▶ [What you will do]:
Leave every picture out and write out the records below exactly.

▶ [Listed entries]:
.....

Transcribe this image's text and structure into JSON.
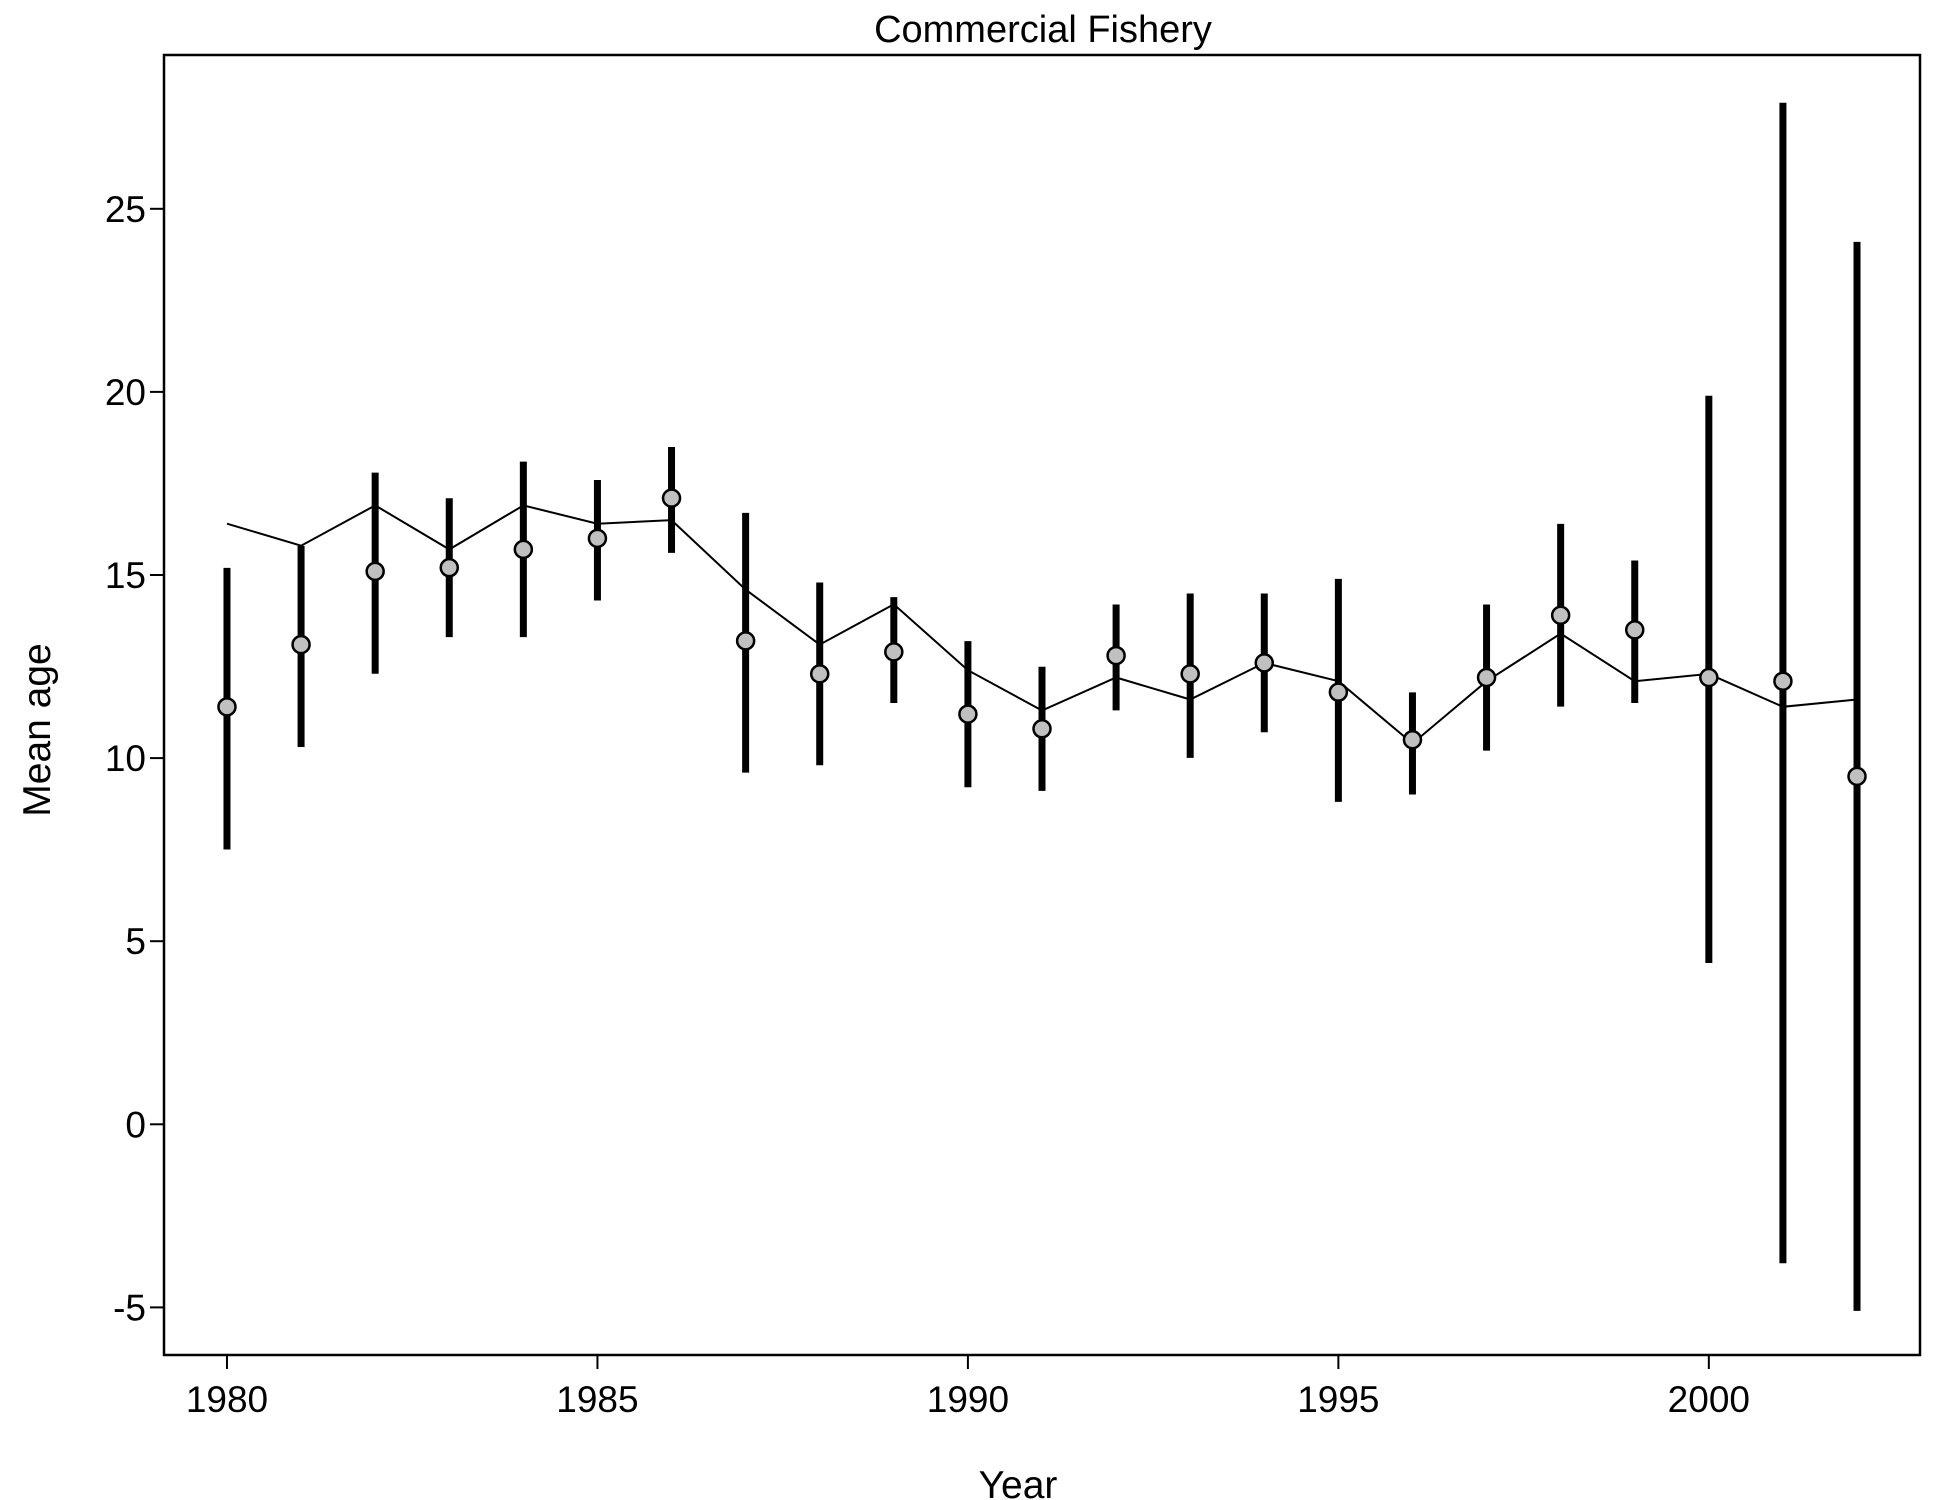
{
  "chart_data": {
    "type": "line",
    "title": "Commercial Fishery",
    "xlabel": "Year",
    "ylabel": "Mean age",
    "xlim": [
      1979.15,
      2002.85
    ],
    "ylim": [
      -6.3,
      29.2
    ],
    "xticks": [
      1980,
      1985,
      1990,
      1995,
      2000
    ],
    "yticks": [
      -5,
      0,
      5,
      10,
      15,
      20,
      25
    ],
    "grid": false,
    "legend": "none",
    "colors": {
      "errorbar": "#000000",
      "line": "#000000",
      "marker_fill": "#c0c0c0",
      "marker_edge": "#000000"
    },
    "series": [
      {
        "kind": "observed_with_error",
        "x": [
          1980,
          1981,
          1982,
          1983,
          1984,
          1985,
          1986,
          1987,
          1988,
          1989,
          1990,
          1991,
          1992,
          1993,
          1994,
          1995,
          1996,
          1997,
          1998,
          1999,
          2000,
          2001,
          2002
        ],
        "y": [
          11.4,
          13.1,
          15.1,
          15.2,
          15.7,
          16.0,
          17.1,
          13.2,
          12.3,
          12.9,
          11.2,
          10.8,
          12.8,
          12.3,
          12.6,
          11.8,
          10.5,
          12.2,
          13.9,
          13.5,
          12.2,
          12.1,
          9.5
        ],
        "lower": [
          7.6,
          10.4,
          12.4,
          13.4,
          13.4,
          14.4,
          15.7,
          9.7,
          9.9,
          11.6,
          9.3,
          9.2,
          11.4,
          10.1,
          10.8,
          8.9,
          9.1,
          10.3,
          11.5,
          11.6,
          4.5,
          -3.7,
          -5.0
        ],
        "upper": [
          15.1,
          15.7,
          17.7,
          17.0,
          18.0,
          17.5,
          18.4,
          16.6,
          14.7,
          14.3,
          13.1,
          12.4,
          14.1,
          14.4,
          14.4,
          14.8,
          11.7,
          14.1,
          16.3,
          15.3,
          19.8,
          27.8,
          24.0
        ]
      },
      {
        "kind": "expected_line",
        "x": [
          1980,
          1981,
          1982,
          1983,
          1984,
          1985,
          1986,
          1987,
          1988,
          1989,
          1990,
          1991,
          1992,
          1993,
          1994,
          1995,
          1996,
          1997,
          1998,
          1999,
          2000,
          2001,
          2002
        ],
        "y": [
          16.4,
          15.8,
          16.9,
          15.7,
          16.9,
          16.4,
          16.5,
          14.6,
          13.1,
          14.2,
          12.4,
          11.3,
          12.2,
          11.6,
          12.6,
          12.1,
          10.4,
          12.1,
          13.4,
          12.1,
          12.3,
          11.4,
          11.6
        ]
      }
    ]
  }
}
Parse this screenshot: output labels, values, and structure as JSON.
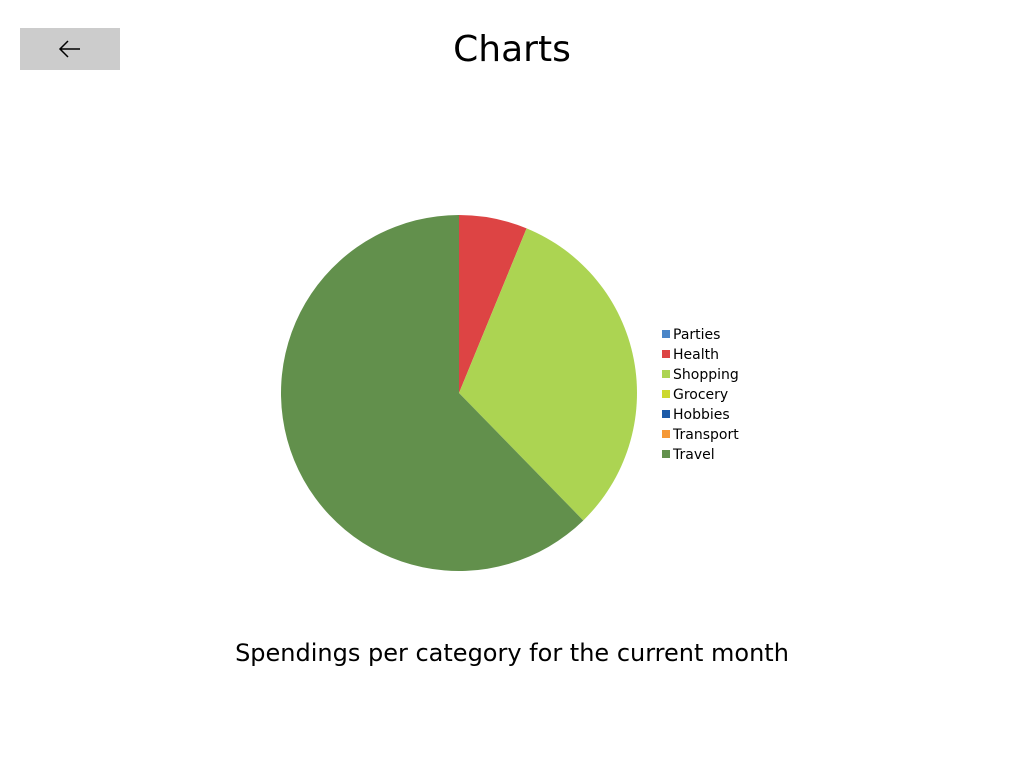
{
  "header": {
    "title": "Charts",
    "back_icon": "arrow-left-icon"
  },
  "caption": "Spendings per category for the current month",
  "chart_data": {
    "type": "pie",
    "title": "",
    "categories": [
      "Parties",
      "Health",
      "Shopping",
      "Grocery",
      "Hobbies",
      "Transport",
      "Travel"
    ],
    "values": [
      0,
      6.2,
      31.5,
      0,
      0,
      0,
      62.3
    ],
    "colors": [
      "#4a86c8",
      "#dd4444",
      "#acd452",
      "#ccd82e",
      "#1c5aa8",
      "#f59836",
      "#62904c"
    ],
    "legend": "right"
  }
}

.....

▶ [Finished answer]:
Transcribe this image's text and structure into JSON.
{
  "chart_data": {
    "type": "line",
    "title": "Commercial Fishery",
    "xlabel": "Year",
    "ylabel": "Mean age",
    "xlim": [
      1979.15,
      2002.85
    ],
    "ylim": [
      -6.3,
      29.2
    ],
    "xticks": [
      1980,
      1985,
      1990,
      1995,
      2000
    ],
    "yticks": [
      -5,
      0,
      5,
      10,
      15,
      20,
      25
    ],
    "grid": false,
    "legend": "none",
    "colors": {
      "errorbar": "#000000",
      "line": "#000000",
      "marker_fill": "#c0c0c0",
      "marker_edge": "#000000"
    },
    "series": [
      {
        "kind": "observed_with_error",
        "x": [
          1980,
          1981,
          1982,
          1983,
          1984,
          1985,
          1986,
          1987,
          1988,
          1989,
          1990,
          1991,
          1992,
          1993,
          1994,
          1995,
          1996,
          1997,
          1998,
          1999,
          2000,
          2001,
          2002
        ],
        "y": [
          11.4,
          13.1,
          15.1,
          15.2,
          15.7,
          16.0,
          17.1,
          13.2,
          12.3,
          12.9,
          11.2,
          10.8,
          12.8,
          12.3,
          12.6,
          11.8,
          10.5,
          12.2,
          13.9,
          13.5,
          12.2,
          12.1,
          9.5
        ],
        "lower": [
          7.6,
          10.4,
          12.4,
          13.4,
          13.4,
          14.4,
          15.7,
          9.7,
          9.9,
          11.6,
          9.3,
          9.2,
          11.4,
          10.1,
          10.8,
          8.9,
          9.1,
          10.3,
          11.5,
          11.6,
          4.5,
          -3.7,
          -5.0
        ],
        "upper": [
          15.1,
          15.7,
          17.7,
          17.0,
          18.0,
          17.5,
          18.4,
          16.6,
          14.7,
          14.3,
          13.1,
          12.4,
          14.1,
          14.4,
          14.4,
          14.8,
          11.7,
          14.1,
          16.3,
          15.3,
          19.8,
          27.8,
          24.0
        ]
      },
      {
        "kind": "expected_line",
        "x": [
          1980,
          1981,
          1982,
          1983,
          1984,
          1985,
          1986,
          1987,
          1988,
          1989,
          1990,
          1991,
          1992,
          1993,
          1994,
          1995,
          1996,
          1997,
          1998,
          1999,
          2000,
          2001,
          2002
        ],
        "y": [
          16.4,
          15.8,
          16.9,
          15.7,
          16.9,
          16.4,
          16.5,
          14.6,
          13.1,
          14.2,
          12.4,
          11.3,
          12.2,
          11.6,
          12.6,
          12.1,
          10.4,
          12.1,
          13.4,
          12.1,
          12.3,
          11.4,
          11.6
        ]
      }
    ]
  }
}
Parse this screenshot: output labels, values, and structure as JSON.
{
  "header": {
    "title": "Charts",
    "back_icon": "arrow-left-icon"
  },
  "caption": "Spendings per category for the current month",
  "chart_data": {
    "type": "pie",
    "title": "",
    "categories": [
      "Parties",
      "Health",
      "Shopping",
      "Grocery",
      "Hobbies",
      "Transport",
      "Travel"
    ],
    "values": [
      0,
      6.2,
      31.5,
      0,
      0,
      0,
      62.3
    ],
    "colors": [
      "#4a86c8",
      "#dd4444",
      "#acd452",
      "#ccd82e",
      "#1c5aa8",
      "#f59836",
      "#62904c"
    ],
    "legend": "right"
  }
}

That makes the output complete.